## Stated problem
Find each line with the word "name" in it, then give the total alone.

--------------------

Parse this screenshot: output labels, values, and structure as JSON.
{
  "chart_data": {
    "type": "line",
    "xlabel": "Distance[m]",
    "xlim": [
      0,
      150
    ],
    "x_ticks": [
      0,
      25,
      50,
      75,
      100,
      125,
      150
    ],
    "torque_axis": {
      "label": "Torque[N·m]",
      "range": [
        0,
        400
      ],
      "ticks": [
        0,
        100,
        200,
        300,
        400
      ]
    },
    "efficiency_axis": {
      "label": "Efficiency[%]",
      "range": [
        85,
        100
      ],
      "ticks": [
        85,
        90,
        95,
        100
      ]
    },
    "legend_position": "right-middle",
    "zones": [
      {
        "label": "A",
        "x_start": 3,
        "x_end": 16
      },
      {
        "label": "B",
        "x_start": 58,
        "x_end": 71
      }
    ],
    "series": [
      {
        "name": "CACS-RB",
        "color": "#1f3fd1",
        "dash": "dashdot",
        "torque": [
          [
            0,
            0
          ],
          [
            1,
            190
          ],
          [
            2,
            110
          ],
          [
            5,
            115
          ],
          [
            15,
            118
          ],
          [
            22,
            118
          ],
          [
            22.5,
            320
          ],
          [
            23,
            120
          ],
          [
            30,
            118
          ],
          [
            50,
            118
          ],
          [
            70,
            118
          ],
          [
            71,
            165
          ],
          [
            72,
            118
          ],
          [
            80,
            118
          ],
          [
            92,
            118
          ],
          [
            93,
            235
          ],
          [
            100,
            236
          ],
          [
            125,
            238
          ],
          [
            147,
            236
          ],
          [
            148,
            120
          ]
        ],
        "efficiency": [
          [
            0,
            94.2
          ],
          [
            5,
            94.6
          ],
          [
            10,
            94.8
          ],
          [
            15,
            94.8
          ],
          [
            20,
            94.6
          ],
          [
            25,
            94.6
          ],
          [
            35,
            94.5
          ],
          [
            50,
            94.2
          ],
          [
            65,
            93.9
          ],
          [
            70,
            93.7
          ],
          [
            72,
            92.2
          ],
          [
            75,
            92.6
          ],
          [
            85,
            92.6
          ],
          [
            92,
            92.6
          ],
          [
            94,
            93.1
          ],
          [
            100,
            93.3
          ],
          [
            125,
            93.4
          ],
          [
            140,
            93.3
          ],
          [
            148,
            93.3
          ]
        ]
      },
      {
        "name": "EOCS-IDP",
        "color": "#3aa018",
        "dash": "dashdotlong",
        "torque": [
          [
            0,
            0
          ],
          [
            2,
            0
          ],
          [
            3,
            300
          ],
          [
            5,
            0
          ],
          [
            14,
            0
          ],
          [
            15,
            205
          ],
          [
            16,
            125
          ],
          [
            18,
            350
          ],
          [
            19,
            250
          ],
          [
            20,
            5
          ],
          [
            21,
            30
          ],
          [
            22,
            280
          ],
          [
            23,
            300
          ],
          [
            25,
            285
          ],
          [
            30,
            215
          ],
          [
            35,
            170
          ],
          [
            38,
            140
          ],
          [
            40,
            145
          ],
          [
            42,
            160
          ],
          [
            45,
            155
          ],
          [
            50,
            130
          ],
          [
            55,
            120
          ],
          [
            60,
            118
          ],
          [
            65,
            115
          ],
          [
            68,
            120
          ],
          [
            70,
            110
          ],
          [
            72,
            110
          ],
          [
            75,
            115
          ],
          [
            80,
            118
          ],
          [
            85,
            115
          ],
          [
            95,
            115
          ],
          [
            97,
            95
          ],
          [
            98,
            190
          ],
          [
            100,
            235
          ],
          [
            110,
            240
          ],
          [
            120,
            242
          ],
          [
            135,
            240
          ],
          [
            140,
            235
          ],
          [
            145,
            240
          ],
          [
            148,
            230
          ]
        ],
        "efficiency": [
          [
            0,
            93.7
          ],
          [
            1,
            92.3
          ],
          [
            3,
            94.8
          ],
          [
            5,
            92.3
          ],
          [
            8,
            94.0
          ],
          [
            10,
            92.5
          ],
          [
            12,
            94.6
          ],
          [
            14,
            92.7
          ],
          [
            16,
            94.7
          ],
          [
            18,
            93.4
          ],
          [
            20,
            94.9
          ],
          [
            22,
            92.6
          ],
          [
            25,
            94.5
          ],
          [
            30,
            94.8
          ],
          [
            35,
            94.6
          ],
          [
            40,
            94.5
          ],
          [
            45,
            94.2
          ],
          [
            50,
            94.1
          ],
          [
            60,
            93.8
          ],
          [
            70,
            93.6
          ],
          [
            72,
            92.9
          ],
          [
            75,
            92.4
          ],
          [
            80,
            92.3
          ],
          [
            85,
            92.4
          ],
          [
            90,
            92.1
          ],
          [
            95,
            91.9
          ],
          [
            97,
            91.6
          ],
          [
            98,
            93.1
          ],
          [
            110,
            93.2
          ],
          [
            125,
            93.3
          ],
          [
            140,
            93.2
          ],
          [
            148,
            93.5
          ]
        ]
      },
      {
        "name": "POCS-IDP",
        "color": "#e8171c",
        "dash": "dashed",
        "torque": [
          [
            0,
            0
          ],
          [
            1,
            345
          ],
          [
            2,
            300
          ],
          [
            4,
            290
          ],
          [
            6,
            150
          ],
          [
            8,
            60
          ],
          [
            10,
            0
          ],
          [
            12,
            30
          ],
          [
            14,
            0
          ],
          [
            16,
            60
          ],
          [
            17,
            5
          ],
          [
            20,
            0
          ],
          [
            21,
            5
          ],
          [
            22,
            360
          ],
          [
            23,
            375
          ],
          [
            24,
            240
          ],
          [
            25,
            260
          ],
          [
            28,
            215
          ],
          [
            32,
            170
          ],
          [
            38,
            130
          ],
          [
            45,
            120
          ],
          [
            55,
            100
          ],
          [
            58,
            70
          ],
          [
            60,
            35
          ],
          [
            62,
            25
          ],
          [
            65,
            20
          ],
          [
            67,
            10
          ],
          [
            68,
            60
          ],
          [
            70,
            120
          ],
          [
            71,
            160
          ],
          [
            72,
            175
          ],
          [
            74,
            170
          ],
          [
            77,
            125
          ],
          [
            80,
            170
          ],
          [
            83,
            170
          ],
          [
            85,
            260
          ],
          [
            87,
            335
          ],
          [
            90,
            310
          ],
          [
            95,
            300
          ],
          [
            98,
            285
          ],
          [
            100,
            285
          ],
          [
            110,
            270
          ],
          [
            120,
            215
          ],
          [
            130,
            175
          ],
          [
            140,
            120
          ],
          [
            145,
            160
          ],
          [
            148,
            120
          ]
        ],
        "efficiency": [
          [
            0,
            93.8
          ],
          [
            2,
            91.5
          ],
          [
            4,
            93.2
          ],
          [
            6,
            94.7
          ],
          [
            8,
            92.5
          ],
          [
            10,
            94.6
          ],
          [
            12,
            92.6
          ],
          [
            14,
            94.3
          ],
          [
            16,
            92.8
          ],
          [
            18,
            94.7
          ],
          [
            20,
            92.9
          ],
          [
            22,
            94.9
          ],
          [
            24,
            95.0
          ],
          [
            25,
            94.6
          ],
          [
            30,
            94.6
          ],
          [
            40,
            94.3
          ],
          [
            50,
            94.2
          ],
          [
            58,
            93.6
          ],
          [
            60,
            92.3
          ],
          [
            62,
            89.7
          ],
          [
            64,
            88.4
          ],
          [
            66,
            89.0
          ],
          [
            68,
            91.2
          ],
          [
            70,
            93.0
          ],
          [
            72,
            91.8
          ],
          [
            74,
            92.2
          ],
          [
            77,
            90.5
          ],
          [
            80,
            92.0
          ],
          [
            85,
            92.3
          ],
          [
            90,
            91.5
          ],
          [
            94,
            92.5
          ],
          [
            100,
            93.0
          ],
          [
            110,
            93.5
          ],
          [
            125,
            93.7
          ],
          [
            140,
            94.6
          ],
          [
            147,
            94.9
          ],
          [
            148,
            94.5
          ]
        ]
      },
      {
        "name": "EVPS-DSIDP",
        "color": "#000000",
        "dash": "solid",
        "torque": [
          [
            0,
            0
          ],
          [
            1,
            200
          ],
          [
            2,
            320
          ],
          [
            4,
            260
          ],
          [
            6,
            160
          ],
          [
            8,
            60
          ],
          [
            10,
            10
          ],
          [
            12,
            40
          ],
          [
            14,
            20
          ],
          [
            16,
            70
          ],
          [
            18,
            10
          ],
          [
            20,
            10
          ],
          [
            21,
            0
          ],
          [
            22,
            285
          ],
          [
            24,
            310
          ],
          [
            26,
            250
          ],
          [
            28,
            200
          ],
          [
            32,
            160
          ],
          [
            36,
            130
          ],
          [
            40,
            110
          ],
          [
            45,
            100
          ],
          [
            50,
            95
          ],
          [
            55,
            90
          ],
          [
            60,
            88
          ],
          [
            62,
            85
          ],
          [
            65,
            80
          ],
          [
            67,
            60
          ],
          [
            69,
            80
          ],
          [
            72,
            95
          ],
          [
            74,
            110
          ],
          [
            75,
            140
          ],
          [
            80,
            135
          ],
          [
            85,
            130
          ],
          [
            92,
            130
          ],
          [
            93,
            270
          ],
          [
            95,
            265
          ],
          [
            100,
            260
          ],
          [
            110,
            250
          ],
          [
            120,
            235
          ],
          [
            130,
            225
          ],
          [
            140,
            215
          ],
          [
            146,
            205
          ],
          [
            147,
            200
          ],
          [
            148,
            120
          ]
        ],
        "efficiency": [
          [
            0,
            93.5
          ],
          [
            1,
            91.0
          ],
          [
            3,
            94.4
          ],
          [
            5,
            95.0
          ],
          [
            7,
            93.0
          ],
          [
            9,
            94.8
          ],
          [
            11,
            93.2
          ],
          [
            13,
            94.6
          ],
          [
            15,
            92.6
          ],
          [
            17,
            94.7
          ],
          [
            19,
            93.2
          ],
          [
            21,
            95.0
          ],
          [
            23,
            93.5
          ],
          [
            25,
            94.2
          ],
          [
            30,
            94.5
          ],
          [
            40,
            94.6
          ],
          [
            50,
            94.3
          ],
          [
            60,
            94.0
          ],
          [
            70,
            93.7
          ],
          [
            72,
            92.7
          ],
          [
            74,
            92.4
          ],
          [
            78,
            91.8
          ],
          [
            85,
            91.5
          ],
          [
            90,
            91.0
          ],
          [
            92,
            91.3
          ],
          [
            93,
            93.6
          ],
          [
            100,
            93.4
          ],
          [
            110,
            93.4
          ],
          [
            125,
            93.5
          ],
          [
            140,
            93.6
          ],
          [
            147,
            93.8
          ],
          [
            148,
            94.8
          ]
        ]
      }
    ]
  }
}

--------------------

## Written reply
4